BEGIN
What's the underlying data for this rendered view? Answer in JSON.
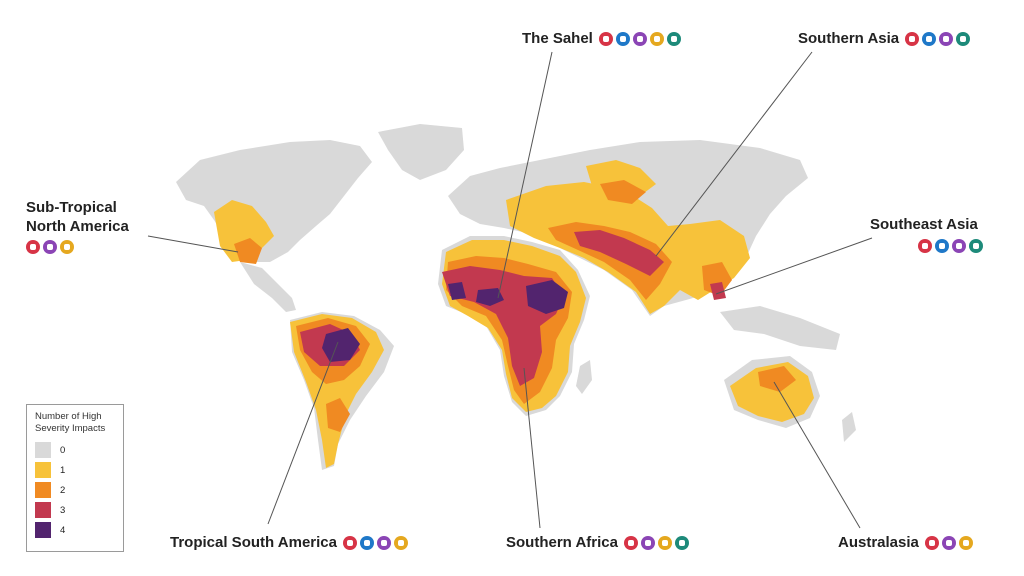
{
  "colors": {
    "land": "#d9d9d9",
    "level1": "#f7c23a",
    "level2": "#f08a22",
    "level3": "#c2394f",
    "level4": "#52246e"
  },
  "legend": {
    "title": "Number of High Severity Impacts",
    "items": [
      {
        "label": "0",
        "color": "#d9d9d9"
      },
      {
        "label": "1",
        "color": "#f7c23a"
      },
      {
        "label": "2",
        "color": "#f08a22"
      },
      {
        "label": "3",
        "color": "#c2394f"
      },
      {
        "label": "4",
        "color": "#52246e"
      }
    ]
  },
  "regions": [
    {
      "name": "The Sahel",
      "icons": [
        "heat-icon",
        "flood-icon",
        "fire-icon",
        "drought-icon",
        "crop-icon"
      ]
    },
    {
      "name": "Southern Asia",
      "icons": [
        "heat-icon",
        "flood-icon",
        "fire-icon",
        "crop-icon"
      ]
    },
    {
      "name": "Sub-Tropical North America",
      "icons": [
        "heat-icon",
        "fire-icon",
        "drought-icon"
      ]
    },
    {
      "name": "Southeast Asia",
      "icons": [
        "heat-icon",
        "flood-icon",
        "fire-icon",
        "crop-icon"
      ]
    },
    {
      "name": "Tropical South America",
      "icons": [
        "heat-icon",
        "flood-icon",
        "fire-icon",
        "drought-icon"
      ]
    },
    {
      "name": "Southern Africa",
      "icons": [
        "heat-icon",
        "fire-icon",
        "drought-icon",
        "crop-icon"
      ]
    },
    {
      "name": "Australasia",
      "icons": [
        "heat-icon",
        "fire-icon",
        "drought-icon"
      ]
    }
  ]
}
END
## PROBLEM
Output the material word for word, omitting its pictures.

## COMPLETED EXERCISE
What's the underlying data for this rendered view? Answer in JSON.
{
  "colors": {
    "land": "#d9d9d9",
    "level1": "#f7c23a",
    "level2": "#f08a22",
    "level3": "#c2394f",
    "level4": "#52246e"
  },
  "legend": {
    "title": "Number of High Severity Impacts",
    "items": [
      {
        "label": "0",
        "color": "#d9d9d9"
      },
      {
        "label": "1",
        "color": "#f7c23a"
      },
      {
        "label": "2",
        "color": "#f08a22"
      },
      {
        "label": "3",
        "color": "#c2394f"
      },
      {
        "label": "4",
        "color": "#52246e"
      }
    ]
  },
  "regions": [
    {
      "name": "The Sahel",
      "icons": [
        "heat-icon",
        "flood-icon",
        "fire-icon",
        "drought-icon",
        "crop-icon"
      ]
    },
    {
      "name": "Southern Asia",
      "icons": [
        "heat-icon",
        "flood-icon",
        "fire-icon",
        "crop-icon"
      ]
    },
    {
      "name": "Sub-Tropical North America",
      "icons": [
        "heat-icon",
        "fire-icon",
        "drought-icon"
      ]
    },
    {
      "name": "Southeast Asia",
      "icons": [
        "heat-icon",
        "flood-icon",
        "fire-icon",
        "crop-icon"
      ]
    },
    {
      "name": "Tropical South America",
      "icons": [
        "heat-icon",
        "flood-icon",
        "fire-icon",
        "drought-icon"
      ]
    },
    {
      "name": "Southern Africa",
      "icons": [
        "heat-icon",
        "fire-icon",
        "drought-icon",
        "crop-icon"
      ]
    },
    {
      "name": "Australasia",
      "icons": [
        "heat-icon",
        "fire-icon",
        "drought-icon"
      ]
    }
  ]
}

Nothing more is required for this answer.